**EXERCISE DETAILS**: Copy every line of the data in which the word "ffffff" occurs.

**EXTRACTED ENTRIES**:
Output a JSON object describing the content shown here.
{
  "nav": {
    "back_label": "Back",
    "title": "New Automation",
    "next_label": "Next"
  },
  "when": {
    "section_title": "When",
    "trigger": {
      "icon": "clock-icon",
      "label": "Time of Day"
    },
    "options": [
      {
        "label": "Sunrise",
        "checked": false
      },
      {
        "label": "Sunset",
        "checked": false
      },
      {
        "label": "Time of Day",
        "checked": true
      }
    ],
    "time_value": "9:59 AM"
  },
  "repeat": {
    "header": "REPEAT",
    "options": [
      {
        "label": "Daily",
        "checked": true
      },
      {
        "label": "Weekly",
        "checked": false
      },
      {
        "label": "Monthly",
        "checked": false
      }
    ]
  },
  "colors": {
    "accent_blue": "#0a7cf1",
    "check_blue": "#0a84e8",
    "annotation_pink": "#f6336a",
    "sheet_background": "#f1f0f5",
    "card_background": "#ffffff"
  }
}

---

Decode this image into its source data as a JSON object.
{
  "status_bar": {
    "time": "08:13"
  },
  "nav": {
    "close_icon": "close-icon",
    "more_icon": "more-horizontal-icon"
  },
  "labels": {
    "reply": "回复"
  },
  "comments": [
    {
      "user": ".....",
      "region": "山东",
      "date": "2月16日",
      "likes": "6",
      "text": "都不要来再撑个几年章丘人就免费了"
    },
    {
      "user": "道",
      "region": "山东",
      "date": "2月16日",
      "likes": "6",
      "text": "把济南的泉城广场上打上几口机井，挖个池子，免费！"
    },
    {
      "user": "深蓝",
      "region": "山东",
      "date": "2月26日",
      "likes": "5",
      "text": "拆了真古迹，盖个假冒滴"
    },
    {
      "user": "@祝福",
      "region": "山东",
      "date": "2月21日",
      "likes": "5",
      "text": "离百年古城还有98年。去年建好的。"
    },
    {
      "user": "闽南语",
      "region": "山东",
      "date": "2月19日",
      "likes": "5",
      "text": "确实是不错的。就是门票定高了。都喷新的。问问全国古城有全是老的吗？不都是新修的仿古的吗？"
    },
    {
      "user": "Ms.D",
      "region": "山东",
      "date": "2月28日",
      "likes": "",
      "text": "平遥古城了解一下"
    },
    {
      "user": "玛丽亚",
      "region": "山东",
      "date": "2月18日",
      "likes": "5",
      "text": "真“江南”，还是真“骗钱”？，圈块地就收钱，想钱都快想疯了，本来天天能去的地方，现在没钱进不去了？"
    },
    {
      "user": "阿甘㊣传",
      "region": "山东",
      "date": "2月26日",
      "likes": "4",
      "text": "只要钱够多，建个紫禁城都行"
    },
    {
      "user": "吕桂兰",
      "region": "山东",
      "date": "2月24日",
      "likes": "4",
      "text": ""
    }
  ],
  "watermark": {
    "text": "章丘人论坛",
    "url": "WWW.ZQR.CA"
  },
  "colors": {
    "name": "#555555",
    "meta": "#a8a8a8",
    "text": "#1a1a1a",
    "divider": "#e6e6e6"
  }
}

--

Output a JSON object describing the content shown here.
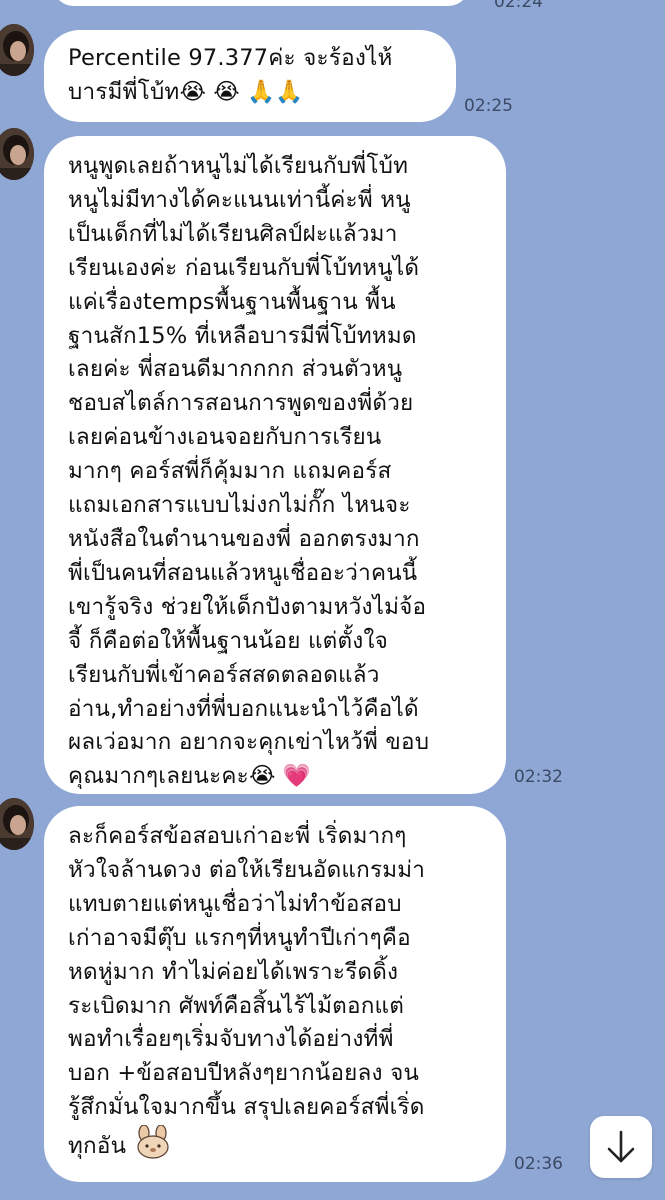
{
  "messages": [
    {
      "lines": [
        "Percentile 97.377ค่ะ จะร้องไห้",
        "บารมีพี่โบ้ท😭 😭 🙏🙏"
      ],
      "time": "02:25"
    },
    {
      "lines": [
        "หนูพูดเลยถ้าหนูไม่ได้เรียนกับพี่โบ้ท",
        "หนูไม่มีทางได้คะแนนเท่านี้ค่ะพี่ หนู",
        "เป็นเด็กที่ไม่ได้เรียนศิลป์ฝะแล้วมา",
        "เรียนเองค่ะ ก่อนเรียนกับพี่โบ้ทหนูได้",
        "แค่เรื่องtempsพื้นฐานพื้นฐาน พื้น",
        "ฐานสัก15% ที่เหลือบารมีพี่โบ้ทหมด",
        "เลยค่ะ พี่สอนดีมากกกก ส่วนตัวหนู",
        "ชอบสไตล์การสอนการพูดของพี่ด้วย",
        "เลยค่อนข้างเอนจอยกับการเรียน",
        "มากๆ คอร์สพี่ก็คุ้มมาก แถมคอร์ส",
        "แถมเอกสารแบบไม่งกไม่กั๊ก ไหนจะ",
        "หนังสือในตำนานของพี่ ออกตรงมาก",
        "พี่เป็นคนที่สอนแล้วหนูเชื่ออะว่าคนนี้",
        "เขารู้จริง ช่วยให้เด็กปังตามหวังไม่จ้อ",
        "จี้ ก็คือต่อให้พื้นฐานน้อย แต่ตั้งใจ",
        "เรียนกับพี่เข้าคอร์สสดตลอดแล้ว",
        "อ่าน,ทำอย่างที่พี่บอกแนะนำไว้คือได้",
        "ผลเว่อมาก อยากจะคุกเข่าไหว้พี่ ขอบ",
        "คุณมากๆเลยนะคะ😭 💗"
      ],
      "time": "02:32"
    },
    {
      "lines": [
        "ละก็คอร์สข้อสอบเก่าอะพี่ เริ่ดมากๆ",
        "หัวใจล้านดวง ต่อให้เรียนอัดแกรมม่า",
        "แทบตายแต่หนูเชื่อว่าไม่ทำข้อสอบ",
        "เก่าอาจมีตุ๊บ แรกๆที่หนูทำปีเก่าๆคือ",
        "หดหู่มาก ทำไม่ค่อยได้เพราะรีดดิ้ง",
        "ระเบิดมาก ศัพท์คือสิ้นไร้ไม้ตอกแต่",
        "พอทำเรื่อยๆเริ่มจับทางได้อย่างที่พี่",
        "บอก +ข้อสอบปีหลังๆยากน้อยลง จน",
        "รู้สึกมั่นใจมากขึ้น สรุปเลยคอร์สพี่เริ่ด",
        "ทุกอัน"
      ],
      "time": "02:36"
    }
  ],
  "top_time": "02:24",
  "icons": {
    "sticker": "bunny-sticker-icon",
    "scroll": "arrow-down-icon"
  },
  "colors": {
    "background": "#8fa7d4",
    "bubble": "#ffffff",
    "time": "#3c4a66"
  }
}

**SOLUTION TO THIS EXERCISE**:
    "card_background": "#ffffff"
    "bubble": "#ffffff",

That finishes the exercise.